To do
Scan the data below for the string "from". Show every line where it turns up.

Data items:
########################################
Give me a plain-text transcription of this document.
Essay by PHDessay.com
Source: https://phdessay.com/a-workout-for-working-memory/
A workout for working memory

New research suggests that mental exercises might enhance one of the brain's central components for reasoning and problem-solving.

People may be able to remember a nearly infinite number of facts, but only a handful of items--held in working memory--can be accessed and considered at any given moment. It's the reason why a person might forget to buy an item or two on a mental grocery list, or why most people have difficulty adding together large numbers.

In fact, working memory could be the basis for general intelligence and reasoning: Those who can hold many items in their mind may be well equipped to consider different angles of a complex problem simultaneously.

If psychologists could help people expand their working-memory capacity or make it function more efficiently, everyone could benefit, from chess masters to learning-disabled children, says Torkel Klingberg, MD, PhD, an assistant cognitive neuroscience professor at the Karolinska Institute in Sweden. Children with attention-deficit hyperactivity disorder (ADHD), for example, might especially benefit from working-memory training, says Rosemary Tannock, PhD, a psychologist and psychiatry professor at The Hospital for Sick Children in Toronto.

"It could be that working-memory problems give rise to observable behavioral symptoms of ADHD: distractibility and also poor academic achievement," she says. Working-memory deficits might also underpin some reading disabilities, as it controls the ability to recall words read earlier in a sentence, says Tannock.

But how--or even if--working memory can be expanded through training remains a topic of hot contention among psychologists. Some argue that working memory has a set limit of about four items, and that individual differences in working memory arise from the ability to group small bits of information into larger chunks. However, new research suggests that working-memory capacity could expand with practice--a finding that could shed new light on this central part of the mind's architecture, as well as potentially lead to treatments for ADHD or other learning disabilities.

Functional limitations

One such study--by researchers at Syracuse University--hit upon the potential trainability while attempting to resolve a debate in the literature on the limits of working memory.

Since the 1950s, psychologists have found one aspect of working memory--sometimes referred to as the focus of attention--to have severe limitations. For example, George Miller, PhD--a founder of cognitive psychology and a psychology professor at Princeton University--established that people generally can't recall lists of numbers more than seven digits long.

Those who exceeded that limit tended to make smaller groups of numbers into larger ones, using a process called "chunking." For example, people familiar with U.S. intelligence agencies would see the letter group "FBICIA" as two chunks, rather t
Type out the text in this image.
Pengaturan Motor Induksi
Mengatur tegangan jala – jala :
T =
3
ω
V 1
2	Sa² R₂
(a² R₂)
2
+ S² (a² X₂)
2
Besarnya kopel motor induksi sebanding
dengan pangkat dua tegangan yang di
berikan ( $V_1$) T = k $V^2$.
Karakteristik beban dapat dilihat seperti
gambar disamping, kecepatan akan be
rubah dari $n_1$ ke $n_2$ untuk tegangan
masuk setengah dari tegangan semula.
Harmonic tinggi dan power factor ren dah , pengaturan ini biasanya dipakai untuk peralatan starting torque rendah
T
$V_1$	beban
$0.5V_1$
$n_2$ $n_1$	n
########################################
Result of this exercise
If psychologists could help people expand their working-memory capacity or make it function more efficiently, everyone could benefit, from chess masters to learning-disabled children, says Torkel Klingberg, MD, PhD, an assistant cognitive neuroscience professor at the Karolinska Institute in Sweden. Children with attention-deficit hyperactivity disorder (ADHD), for example, might especially benefit from working-memory training, says Rosemary Tannock, PhD, a psychologist and psychiatry professor at The Hospital for Sick Children in Toronto.
But how--or even if--working memory can be expanded through training remains a topic of hot contention among psychologists. Some argue that working memory has a set limit of about four items, and that individual differences in working memory arise from the ability to group small bits of information into larger chunks. However, new research suggests that working-memory capacity could expand with practice--a finding that could shed new light on this central part of the mind's architecture, as well as potentially lead to treatments for ADHD or other learning disabilities.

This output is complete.